◆ **WHAT NEEDS TO BE DONE**:
Please copy every line of the material below word for word, omitting any pictures from your answer.

[Data lines]
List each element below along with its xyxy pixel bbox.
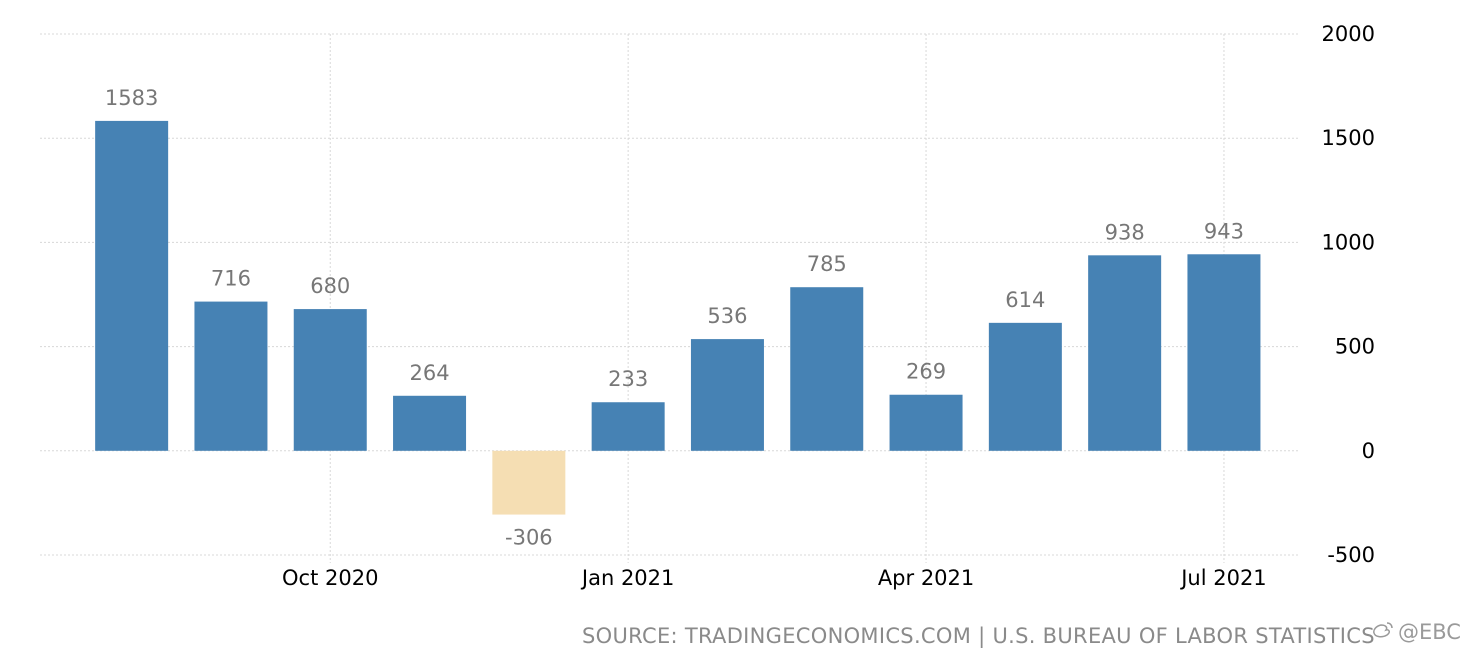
bar-nov-2020 — [393, 395, 467, 451]
bar-dec-2020 — [492, 450, 566, 515]
bar-aug-2020 — [95, 120, 169, 451]
data-label: 614 — [1005, 288, 1045, 312]
y-tick-label: 500 — [1335, 335, 1375, 359]
data-labels-group: 1583 716 680 264 -306 233 536 785 269 614 938 943 — [105, 86, 1244, 550]
bar-jan-2021 — [591, 402, 665, 451]
y-tick-label: 1500 — [1322, 126, 1375, 150]
data-label: 943 — [1204, 219, 1244, 243]
x-tick-label: Oct 2020 — [282, 566, 378, 590]
watermark: @EBC — [1372, 620, 1461, 644]
data-label: 716 — [211, 267, 251, 291]
data-label: 1583 — [105, 86, 158, 110]
y-tick-label: 0 — [1362, 439, 1375, 463]
source-caption: SOURCE: TRADINGECONOMICS.COM | U.S. BURE… — [582, 624, 1375, 648]
x-tick-label: Apr 2021 — [878, 566, 974, 590]
bar-may-2021 — [988, 322, 1062, 451]
y-tick-label: 1000 — [1322, 230, 1375, 254]
bar-apr-2021 — [889, 394, 963, 451]
data-label: 785 — [807, 252, 847, 276]
data-label: 938 — [1105, 220, 1145, 244]
data-label: 264 — [410, 361, 450, 385]
bar-oct-2020 — [293, 309, 367, 451]
y-tick-label: 2000 — [1322, 22, 1375, 46]
data-label: 536 — [707, 304, 747, 328]
bar-jun-2021 — [1088, 255, 1162, 451]
data-label: 233 — [608, 367, 648, 391]
data-label: -306 — [505, 526, 553, 550]
x-tick-label: Jan 2021 — [580, 566, 675, 590]
weibo-icon — [1372, 620, 1394, 644]
bar-feb-2021 — [690, 339, 764, 451]
data-label: 269 — [906, 360, 946, 384]
data-label: 680 — [310, 274, 350, 298]
bars-group — [95, 120, 1261, 515]
watermark-text: @EBC — [1398, 620, 1461, 644]
bar-sep-2020 — [194, 301, 268, 451]
bar-jul-2021 — [1187, 254, 1261, 451]
x-axis-ticks: Oct 2020 Jan 2021 Apr 2021 Jul 2021 — [282, 566, 1267, 590]
y-axis-ticks: 2000 1500 1000 500 0 -500 — [1322, 22, 1375, 567]
y-tick-label: -500 — [1327, 543, 1375, 567]
x-tick-label: Jul 2021 — [1179, 566, 1266, 590]
bar-mar-2021 — [790, 287, 864, 451]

◆ **FINAL ANSWER**:
List each element below along with its xyxy pixel bbox.
bar-nov-2020 — [393, 395, 467, 451]
bar-dec-2020 — [492, 450, 566, 515]
bar-aug-2020 — [95, 120, 169, 451]
data-label: 614 — [1005, 288, 1045, 312]
y-tick-label: 500 — [1335, 335, 1375, 359]
data-labels-group: 1583 716 680 264 -306 233 536 785 269 614 938 943 — [105, 86, 1244, 550]
bar-jan-2021 — [591, 402, 665, 451]
y-tick-label: 1500 — [1322, 126, 1375, 150]
data-label: 943 — [1204, 219, 1244, 243]
x-tick-label: Oct 2020 — [282, 566, 378, 590]
watermark: @EBC — [1372, 620, 1461, 644]
data-label: 716 — [211, 267, 251, 291]
data-label: 1583 — [105, 86, 158, 110]
y-tick-label: 0 — [1362, 439, 1375, 463]
source-caption: SOURCE: TRADINGECONOMICS.COM | U.S. BURE… — [582, 624, 1375, 648]
x-tick-label: Apr 2021 — [878, 566, 974, 590]
bar-may-2021 — [988, 322, 1062, 451]
y-tick-label: 1000 — [1322, 230, 1375, 254]
bar-apr-2021 — [889, 394, 963, 451]
data-label: 785 — [807, 252, 847, 276]
data-label: 938 — [1105, 220, 1145, 244]
data-label: 264 — [410, 361, 450, 385]
bar-oct-2020 — [293, 309, 367, 451]
y-tick-label: 2000 — [1322, 22, 1375, 46]
data-label: 536 — [707, 304, 747, 328]
bar-jun-2021 — [1088, 255, 1162, 451]
data-label: 233 — [608, 367, 648, 391]
data-label: -306 — [505, 526, 553, 550]
x-tick-label: Jan 2021 — [580, 566, 675, 590]
weibo-icon — [1372, 620, 1394, 644]
bar-feb-2021 — [690, 339, 764, 451]
data-label: 269 — [906, 360, 946, 384]
data-label: 680 — [310, 274, 350, 298]
bars-group — [95, 120, 1261, 515]
watermark-text: @EBC — [1398, 620, 1461, 644]
bar-sep-2020 — [194, 301, 268, 451]
bar-jul-2021 — [1187, 254, 1261, 451]
x-axis-ticks: Oct 2020 Jan 2021 Apr 2021 Jul 2021 — [282, 566, 1267, 590]
y-axis-ticks: 2000 1500 1000 500 0 -500 — [1322, 22, 1375, 567]
y-tick-label: -500 — [1327, 543, 1375, 567]
x-tick-label: Jul 2021 — [1179, 566, 1266, 590]
bar-mar-2021 — [790, 287, 864, 451]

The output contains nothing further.